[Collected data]
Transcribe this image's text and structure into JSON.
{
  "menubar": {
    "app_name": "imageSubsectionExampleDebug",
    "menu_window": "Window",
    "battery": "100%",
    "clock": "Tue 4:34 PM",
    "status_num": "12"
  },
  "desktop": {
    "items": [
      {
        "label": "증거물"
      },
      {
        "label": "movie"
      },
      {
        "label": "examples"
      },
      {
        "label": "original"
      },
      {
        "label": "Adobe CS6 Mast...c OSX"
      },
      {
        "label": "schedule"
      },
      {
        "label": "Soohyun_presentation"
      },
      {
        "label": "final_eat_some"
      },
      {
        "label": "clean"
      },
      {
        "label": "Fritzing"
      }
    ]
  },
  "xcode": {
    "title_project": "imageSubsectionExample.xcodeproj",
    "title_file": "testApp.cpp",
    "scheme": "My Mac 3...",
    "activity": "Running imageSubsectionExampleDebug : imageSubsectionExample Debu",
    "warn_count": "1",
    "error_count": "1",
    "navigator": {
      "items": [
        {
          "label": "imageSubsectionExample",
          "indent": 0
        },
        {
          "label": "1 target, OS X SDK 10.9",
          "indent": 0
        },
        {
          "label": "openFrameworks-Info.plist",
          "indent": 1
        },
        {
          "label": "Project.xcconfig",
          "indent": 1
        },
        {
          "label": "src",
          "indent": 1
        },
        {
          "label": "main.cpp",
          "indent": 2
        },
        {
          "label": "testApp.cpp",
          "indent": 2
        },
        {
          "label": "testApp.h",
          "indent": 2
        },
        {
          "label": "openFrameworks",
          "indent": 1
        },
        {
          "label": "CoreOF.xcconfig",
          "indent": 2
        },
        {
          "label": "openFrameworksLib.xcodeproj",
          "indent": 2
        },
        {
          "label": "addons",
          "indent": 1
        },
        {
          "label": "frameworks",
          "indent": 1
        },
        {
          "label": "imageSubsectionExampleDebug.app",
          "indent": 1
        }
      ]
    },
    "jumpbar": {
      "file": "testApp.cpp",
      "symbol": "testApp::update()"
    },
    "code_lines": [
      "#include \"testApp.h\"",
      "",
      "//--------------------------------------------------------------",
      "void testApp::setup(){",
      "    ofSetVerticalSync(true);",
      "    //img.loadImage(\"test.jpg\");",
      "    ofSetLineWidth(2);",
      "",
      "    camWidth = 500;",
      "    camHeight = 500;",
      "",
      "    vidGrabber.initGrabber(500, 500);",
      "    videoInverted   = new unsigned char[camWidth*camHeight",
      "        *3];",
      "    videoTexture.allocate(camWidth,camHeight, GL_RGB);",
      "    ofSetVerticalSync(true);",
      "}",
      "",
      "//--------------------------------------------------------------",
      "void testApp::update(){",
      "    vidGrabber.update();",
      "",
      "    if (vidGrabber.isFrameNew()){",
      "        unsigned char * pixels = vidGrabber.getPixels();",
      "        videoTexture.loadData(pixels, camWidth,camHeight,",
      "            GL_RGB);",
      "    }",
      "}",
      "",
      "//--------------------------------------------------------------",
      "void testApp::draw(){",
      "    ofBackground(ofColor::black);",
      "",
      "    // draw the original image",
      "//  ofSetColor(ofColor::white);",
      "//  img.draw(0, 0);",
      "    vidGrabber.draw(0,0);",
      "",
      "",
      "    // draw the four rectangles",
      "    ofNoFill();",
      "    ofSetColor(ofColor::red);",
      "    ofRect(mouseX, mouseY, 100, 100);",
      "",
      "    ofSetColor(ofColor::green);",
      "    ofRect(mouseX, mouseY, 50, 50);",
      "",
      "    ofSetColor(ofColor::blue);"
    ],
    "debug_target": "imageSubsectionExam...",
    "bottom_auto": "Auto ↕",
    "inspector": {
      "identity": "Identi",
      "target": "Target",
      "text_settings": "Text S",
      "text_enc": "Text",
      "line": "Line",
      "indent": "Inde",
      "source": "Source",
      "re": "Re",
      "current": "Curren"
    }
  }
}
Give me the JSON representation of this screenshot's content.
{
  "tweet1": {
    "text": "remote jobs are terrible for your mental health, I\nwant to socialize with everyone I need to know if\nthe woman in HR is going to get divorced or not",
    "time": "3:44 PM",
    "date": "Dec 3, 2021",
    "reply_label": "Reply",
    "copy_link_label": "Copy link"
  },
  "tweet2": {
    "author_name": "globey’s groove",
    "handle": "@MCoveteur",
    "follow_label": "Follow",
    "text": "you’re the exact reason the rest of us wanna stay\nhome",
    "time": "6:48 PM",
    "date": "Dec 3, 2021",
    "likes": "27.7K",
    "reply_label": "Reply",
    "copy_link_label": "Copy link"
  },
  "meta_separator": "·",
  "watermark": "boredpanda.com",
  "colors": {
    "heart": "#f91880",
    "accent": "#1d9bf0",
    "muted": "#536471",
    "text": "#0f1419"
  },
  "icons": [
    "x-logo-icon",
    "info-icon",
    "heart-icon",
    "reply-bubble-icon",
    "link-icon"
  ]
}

Exercise aim – Return every line from the records above that holds the word "void".

Task answer –
      "void testApp::setup(){",
      "void testApp::update(){",
      "void testApp::draw(){",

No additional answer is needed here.